[start of RECORDS FOR THIS EXERCISE]

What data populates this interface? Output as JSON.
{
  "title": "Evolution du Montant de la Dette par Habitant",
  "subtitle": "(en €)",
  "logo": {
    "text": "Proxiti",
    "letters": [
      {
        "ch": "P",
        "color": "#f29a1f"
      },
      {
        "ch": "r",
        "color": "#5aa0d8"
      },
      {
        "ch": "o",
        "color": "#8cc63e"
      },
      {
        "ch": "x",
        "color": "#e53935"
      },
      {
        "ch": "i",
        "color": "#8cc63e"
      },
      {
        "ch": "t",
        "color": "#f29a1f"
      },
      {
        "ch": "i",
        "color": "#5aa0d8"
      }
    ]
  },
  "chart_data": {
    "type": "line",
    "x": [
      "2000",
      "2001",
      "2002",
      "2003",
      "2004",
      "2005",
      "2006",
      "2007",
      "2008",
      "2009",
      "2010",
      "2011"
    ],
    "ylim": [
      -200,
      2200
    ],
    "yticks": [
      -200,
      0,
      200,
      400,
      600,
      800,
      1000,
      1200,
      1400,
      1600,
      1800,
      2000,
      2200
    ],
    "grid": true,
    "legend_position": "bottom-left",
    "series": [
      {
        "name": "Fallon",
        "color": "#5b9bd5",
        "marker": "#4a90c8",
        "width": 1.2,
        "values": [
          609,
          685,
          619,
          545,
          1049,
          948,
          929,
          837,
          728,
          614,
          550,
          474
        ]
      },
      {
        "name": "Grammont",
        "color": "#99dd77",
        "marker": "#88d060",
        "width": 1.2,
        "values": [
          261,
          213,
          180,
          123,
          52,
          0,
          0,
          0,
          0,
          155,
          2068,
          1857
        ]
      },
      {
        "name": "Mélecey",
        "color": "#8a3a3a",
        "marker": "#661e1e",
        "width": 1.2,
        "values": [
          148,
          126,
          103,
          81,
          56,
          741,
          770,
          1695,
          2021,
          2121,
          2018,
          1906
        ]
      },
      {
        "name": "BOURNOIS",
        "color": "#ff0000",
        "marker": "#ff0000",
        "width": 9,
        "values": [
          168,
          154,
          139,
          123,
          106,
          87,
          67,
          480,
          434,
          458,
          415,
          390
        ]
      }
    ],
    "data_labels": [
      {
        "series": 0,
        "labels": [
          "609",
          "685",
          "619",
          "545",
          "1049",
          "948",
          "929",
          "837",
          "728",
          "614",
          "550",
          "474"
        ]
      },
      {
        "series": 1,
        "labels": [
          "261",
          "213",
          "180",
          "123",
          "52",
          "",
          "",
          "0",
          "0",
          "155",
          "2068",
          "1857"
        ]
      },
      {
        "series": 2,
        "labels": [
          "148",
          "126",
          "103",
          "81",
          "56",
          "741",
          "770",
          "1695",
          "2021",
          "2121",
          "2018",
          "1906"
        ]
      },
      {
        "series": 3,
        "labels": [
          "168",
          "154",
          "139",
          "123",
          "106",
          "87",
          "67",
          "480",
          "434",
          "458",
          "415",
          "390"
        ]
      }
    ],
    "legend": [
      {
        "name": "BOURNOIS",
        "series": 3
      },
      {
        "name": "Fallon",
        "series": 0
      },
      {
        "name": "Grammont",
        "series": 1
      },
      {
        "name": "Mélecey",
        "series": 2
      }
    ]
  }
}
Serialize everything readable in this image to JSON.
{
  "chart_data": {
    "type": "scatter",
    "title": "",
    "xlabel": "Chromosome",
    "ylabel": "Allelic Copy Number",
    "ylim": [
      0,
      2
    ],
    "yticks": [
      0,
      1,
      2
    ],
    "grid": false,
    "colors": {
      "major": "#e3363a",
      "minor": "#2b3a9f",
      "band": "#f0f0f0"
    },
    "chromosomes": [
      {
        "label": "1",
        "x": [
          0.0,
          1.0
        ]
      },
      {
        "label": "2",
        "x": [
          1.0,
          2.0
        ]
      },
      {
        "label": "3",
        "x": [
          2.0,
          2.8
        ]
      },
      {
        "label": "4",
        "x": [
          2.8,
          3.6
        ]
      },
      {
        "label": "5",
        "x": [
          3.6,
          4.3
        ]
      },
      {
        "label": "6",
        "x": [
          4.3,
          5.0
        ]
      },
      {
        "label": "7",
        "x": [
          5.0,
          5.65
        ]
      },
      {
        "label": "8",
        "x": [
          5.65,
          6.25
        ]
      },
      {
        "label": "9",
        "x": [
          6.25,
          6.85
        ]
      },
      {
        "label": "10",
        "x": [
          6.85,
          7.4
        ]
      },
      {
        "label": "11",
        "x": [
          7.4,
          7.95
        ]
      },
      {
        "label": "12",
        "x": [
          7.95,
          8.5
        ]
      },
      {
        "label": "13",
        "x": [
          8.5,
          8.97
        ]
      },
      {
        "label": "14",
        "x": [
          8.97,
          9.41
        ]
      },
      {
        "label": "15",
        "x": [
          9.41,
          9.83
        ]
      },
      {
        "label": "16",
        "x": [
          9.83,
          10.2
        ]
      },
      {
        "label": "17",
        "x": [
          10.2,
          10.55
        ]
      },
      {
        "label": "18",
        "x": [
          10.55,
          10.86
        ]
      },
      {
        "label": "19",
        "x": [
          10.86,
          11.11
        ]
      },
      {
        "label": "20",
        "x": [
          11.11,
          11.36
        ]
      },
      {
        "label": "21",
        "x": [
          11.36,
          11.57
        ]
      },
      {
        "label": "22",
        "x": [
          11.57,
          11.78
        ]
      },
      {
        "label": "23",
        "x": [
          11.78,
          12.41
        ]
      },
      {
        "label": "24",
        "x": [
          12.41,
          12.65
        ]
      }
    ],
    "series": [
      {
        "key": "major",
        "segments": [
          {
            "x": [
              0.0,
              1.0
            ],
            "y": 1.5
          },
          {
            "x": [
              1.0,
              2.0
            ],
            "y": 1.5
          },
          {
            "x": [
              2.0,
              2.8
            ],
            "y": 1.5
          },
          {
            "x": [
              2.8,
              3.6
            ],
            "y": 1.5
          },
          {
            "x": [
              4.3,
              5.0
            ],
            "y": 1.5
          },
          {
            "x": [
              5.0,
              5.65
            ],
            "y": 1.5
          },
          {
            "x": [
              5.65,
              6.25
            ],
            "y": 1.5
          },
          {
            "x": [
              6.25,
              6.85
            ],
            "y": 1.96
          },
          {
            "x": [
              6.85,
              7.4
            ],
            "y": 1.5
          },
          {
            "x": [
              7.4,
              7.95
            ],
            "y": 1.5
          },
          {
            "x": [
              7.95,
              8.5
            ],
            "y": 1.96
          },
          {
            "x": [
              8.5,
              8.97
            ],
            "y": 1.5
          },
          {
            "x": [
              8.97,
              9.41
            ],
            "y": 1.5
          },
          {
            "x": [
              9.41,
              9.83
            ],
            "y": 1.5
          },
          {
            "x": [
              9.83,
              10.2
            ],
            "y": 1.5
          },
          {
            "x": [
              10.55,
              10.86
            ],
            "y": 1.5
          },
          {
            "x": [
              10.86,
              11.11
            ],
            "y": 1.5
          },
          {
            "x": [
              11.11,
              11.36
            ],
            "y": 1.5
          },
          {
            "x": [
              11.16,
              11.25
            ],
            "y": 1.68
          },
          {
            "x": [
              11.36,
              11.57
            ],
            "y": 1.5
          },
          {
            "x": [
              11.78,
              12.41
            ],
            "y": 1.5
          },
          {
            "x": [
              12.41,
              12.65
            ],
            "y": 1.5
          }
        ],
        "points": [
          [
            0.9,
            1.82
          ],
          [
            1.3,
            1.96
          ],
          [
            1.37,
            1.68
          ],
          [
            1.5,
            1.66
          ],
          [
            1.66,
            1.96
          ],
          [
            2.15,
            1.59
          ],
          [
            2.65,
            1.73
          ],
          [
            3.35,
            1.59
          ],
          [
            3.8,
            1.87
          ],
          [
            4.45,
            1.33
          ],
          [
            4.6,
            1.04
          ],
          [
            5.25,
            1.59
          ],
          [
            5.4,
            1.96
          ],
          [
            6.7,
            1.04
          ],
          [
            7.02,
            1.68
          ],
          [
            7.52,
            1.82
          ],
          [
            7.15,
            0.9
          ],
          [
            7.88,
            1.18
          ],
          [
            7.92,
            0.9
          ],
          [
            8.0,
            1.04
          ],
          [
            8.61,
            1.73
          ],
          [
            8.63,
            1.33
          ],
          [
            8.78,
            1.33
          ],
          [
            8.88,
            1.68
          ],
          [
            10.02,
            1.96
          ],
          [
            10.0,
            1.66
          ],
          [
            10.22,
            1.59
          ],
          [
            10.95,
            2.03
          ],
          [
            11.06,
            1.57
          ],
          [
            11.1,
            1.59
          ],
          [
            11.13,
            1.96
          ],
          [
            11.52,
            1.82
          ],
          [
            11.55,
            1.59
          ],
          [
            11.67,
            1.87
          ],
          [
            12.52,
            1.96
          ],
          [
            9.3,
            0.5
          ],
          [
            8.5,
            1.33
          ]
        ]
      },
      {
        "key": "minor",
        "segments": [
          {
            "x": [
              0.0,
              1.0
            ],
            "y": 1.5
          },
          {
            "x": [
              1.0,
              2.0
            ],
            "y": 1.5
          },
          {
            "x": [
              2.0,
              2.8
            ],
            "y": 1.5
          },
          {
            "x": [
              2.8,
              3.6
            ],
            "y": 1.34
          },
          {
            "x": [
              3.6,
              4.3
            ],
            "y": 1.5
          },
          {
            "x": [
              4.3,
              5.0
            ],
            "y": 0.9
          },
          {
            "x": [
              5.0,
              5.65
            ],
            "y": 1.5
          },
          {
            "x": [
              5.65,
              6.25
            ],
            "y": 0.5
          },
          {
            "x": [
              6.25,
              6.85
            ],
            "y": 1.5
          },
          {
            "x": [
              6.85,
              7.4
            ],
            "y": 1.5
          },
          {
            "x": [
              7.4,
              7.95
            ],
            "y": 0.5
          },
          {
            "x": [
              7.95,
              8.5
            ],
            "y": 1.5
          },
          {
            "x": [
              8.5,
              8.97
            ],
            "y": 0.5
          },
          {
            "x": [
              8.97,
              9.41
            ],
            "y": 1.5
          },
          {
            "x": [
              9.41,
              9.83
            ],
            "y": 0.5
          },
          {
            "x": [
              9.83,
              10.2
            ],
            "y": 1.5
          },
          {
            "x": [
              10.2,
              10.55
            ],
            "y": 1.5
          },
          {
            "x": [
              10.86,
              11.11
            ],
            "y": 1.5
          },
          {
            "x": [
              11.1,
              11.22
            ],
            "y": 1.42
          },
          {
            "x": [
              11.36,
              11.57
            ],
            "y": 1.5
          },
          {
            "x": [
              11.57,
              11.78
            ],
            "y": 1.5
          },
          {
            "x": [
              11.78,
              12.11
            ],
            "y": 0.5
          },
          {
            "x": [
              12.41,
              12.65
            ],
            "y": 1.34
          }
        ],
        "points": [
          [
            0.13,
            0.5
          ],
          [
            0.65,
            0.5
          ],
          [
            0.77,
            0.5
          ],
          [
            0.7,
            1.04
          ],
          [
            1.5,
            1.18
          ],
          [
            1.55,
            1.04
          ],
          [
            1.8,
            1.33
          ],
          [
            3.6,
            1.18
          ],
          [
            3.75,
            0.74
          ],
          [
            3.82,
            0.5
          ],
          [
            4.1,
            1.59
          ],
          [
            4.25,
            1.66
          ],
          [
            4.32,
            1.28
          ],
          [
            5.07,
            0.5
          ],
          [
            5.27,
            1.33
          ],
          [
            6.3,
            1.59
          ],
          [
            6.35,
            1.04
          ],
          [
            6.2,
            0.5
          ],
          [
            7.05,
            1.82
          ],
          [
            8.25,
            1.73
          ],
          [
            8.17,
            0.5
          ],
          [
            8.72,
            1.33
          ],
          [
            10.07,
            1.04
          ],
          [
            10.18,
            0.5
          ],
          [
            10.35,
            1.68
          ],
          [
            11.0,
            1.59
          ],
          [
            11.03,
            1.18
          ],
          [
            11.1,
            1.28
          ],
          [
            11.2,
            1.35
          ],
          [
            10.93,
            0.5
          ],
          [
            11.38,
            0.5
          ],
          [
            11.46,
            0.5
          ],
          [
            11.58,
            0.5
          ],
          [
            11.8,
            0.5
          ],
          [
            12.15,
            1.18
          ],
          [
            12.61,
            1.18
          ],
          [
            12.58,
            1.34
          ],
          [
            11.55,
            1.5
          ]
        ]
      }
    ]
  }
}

[end of RECORDS FOR THIS EXERCISE]

▸ EXERCISE GOAL
Find every line holding the word "marker"; give their count and nothing else.

▸ REPLY TO THE EXERCISE
4